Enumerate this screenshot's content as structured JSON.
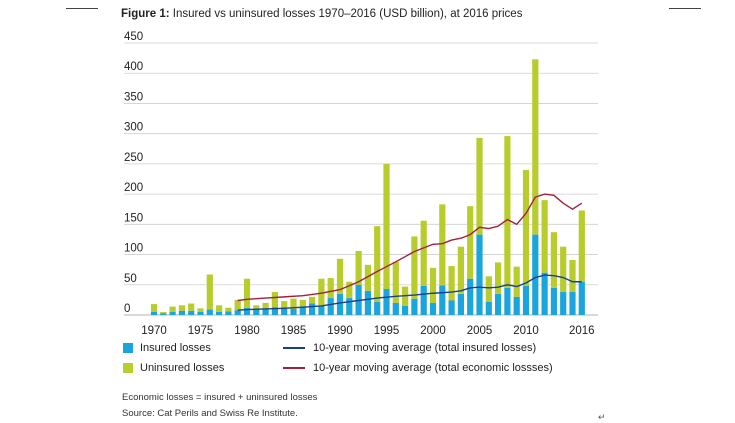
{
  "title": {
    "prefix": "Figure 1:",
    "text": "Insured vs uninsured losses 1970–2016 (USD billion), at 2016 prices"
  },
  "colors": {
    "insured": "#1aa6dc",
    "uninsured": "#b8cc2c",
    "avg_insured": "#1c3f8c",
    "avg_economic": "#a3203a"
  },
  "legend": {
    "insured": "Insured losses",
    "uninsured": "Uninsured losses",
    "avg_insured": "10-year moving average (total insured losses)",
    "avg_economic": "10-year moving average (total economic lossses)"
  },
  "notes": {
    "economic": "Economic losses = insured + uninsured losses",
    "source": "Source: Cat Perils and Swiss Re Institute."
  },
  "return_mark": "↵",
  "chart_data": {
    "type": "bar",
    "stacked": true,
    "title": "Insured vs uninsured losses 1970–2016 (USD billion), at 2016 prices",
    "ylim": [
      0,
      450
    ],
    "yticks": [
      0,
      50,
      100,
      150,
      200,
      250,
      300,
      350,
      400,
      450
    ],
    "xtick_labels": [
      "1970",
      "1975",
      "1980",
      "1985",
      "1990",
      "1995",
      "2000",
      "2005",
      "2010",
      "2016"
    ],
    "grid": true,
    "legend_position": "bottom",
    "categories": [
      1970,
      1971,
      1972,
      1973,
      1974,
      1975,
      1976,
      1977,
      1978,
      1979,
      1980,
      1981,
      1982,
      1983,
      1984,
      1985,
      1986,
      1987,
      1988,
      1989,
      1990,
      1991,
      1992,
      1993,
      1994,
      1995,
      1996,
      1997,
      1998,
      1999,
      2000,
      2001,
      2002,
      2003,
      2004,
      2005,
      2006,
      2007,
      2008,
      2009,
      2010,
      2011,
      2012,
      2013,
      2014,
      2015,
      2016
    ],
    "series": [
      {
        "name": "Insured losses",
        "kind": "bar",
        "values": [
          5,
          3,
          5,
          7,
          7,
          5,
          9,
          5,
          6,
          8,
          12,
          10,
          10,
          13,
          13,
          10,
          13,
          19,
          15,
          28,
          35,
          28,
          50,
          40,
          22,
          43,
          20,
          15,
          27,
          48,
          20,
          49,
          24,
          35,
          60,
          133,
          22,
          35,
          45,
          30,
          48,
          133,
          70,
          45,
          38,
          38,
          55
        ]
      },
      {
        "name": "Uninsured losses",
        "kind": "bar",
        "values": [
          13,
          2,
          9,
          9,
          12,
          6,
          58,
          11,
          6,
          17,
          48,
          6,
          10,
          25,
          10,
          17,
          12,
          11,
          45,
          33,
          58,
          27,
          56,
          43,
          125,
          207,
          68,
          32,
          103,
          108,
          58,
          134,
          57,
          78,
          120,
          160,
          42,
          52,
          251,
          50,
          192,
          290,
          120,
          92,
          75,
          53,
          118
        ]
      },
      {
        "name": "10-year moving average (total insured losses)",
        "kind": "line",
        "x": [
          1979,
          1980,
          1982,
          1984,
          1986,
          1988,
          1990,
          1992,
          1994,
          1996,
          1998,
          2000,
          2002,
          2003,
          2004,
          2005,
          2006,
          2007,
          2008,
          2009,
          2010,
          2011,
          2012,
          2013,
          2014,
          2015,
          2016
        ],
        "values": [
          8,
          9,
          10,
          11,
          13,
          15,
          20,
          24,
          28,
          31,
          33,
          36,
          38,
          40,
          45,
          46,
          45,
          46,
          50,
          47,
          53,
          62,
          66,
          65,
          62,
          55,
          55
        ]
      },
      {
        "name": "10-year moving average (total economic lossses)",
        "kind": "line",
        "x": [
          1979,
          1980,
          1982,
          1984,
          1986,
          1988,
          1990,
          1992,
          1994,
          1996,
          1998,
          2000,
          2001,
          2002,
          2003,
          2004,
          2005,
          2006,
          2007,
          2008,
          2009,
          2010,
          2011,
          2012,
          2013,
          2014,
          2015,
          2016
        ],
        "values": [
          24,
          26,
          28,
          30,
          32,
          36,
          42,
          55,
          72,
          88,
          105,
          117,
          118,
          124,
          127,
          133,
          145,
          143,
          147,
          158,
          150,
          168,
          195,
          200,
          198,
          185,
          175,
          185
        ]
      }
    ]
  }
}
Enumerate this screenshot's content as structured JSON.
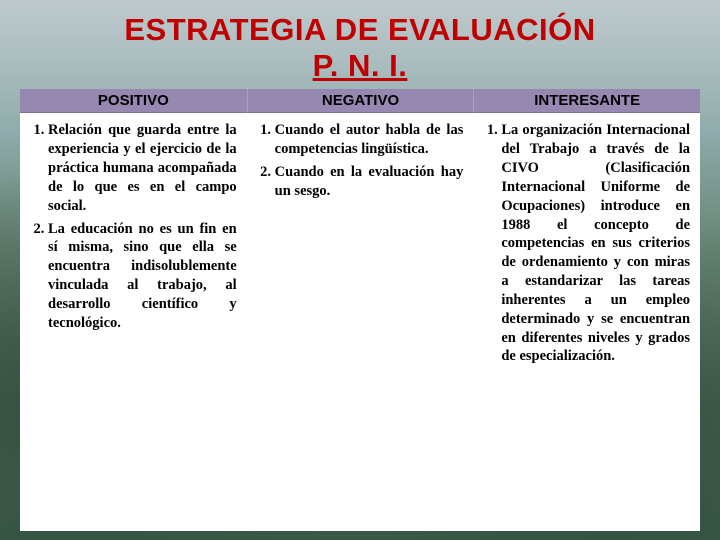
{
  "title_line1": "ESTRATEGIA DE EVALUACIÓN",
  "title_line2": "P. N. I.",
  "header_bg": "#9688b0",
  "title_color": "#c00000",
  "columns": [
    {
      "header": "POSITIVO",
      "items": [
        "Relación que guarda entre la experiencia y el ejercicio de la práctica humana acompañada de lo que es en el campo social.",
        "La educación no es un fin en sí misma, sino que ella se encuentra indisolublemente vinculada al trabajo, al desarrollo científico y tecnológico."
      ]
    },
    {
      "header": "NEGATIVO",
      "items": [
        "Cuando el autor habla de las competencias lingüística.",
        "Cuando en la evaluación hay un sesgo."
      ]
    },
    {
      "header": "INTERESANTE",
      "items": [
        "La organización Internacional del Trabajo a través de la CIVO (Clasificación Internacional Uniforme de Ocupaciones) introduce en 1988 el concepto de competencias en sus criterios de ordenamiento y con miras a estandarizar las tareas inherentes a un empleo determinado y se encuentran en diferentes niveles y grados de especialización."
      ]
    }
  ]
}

┄┄┄┄┄┄

EXERCISE TASK:
Print all the records again exactly; do not include any picture.

WRITTEN SOLUTION:
Enumerate this screenshot's content as structured JSON.
{
  "title": {
    "prefix": "Figure 1:",
    "text": "Insured vs uninsured losses 1970–2016 (USD billion), at 2016 prices"
  },
  "colors": {
    "insured": "#1aa6dc",
    "uninsured": "#b8cc2c",
    "avg_insured": "#1c3f8c",
    "avg_economic": "#a3203a"
  },
  "legend": {
    "insured": "Insured losses",
    "uninsured": "Uninsured losses",
    "avg_insured": "10-year moving average (total insured losses)",
    "avg_economic": "10-year moving average (total economic lossses)"
  },
  "notes": {
    "economic": "Economic losses = insured + uninsured losses",
    "source": "Source: Cat Perils and Swiss Re Institute."
  },
  "return_mark": "↵",
  "chart_data": {
    "type": "bar",
    "stacked": true,
    "title": "Insured vs uninsured losses 1970–2016 (USD billion), at 2016 prices",
    "ylim": [
      0,
      450
    ],
    "yticks": [
      0,
      50,
      100,
      150,
      200,
      250,
      300,
      350,
      400,
      450
    ],
    "xtick_labels": [
      "1970",
      "1975",
      "1980",
      "1985",
      "1990",
      "1995",
      "2000",
      "2005",
      "2010",
      "2016"
    ],
    "grid": true,
    "legend_position": "bottom",
    "categories": [
      1970,
      1971,
      1972,
      1973,
      1974,
      1975,
      1976,
      1977,
      1978,
      1979,
      1980,
      1981,
      1982,
      1983,
      1984,
      1985,
      1986,
      1987,
      1988,
      1989,
      1990,
      1991,
      1992,
      1993,
      1994,
      1995,
      1996,
      1997,
      1998,
      1999,
      2000,
      2001,
      2002,
      2003,
      2004,
      2005,
      2006,
      2007,
      2008,
      2009,
      2010,
      2011,
      2012,
      2013,
      2014,
      2015,
      2016
    ],
    "series": [
      {
        "name": "Insured losses",
        "kind": "bar",
        "values": [
          5,
          3,
          5,
          7,
          7,
          5,
          9,
          5,
          6,
          8,
          12,
          10,
          10,
          13,
          13,
          10,
          13,
          19,
          15,
          28,
          35,
          28,
          50,
          40,
          22,
          43,
          20,
          15,
          27,
          48,
          20,
          49,
          24,
          35,
          60,
          133,
          22,
          35,
          45,
          30,
          48,
          133,
          70,
          45,
          38,
          38,
          55
        ]
      },
      {
        "name": "Uninsured losses",
        "kind": "bar",
        "values": [
          13,
          2,
          9,
          9,
          12,
          6,
          58,
          11,
          6,
          17,
          48,
          6,
          10,
          25,
          10,
          17,
          12,
          11,
          45,
          33,
          58,
          27,
          56,
          43,
          125,
          207,
          68,
          32,
          103,
          108,
          58,
          134,
          57,
          78,
          120,
          160,
          42,
          52,
          251,
          50,
          192,
          290,
          120,
          92,
          75,
          53,
          118
        ]
      },
      {
        "name": "10-year moving average (total insured losses)",
        "kind": "line",
        "x": [
          1979,
          1980,
          1982,
          1984,
          1986,
          1988,
          1990,
          1992,
          1994,
          1996,
          1998,
          2000,
          2002,
          2003,
          2004,
          2005,
          2006,
          2007,
          2008,
          2009,
          2010,
          2011,
          2012,
          2013,
          2014,
          2015,
          2016
        ],
        "values": [
          8,
          9,
          10,
          11,
          13,
          15,
          20,
          24,
          28,
          31,
          33,
          36,
          38,
          40,
          45,
          46,
          45,
          46,
          50,
          47,
          53,
          62,
          66,
          65,
          62,
          55,
          55
        ]
      },
      {
        "name": "10-year moving average (total economic lossses)",
        "kind": "line",
        "x": [
          1979,
          1980,
          1982,
          1984,
          1986,
          1988,
          1990,
          1992,
          1994,
          1996,
          1998,
          2000,
          2001,
          2002,
          2003,
          2004,
          2005,
          2006,
          2007,
          2008,
          2009,
          2010,
          2011,
          2012,
          2013,
          2014,
          2015,
          2016
        ],
        "values": [
          24,
          26,
          28,
          30,
          32,
          36,
          42,
          55,
          72,
          88,
          105,
          117,
          118,
          124,
          127,
          133,
          145,
          143,
          147,
          158,
          150,
          168,
          195,
          200,
          198,
          185,
          175,
          185
        ]
      }
    ]
  }
}
Enumerate this screenshot's content as structured JSON.
{
  "title_line1": "ESTRATEGIA DE EVALUACIÓN",
  "title_line2": "P. N. I.",
  "header_bg": "#9688b0",
  "title_color": "#c00000",
  "columns": [
    {
      "header": "POSITIVO",
      "items": [
        "Relación que guarda entre la experiencia y el ejercicio de la práctica humana acompañada de lo que es en el campo social.",
        "La educación no es un fin en sí misma, sino que ella se encuentra indisolublemente vinculada al trabajo, al desarrollo científico y tecnológico."
      ]
    },
    {
      "header": "NEGATIVO",
      "items": [
        "Cuando el autor habla de las competencias lingüística.",
        "Cuando en la evaluación hay un sesgo."
      ]
    },
    {
      "header": "INTERESANTE",
      "items": [
        "La organización Internacional del Trabajo a través de la CIVO (Clasificación Internacional Uniforme de Ocupaciones) introduce en 1988 el concepto de competencias en sus criterios de ordenamiento y con miras a estandarizar las tareas inherentes a un empleo determinado y se encuentran en diferentes niveles y grados de especialización."
      ]
    }
  ]
}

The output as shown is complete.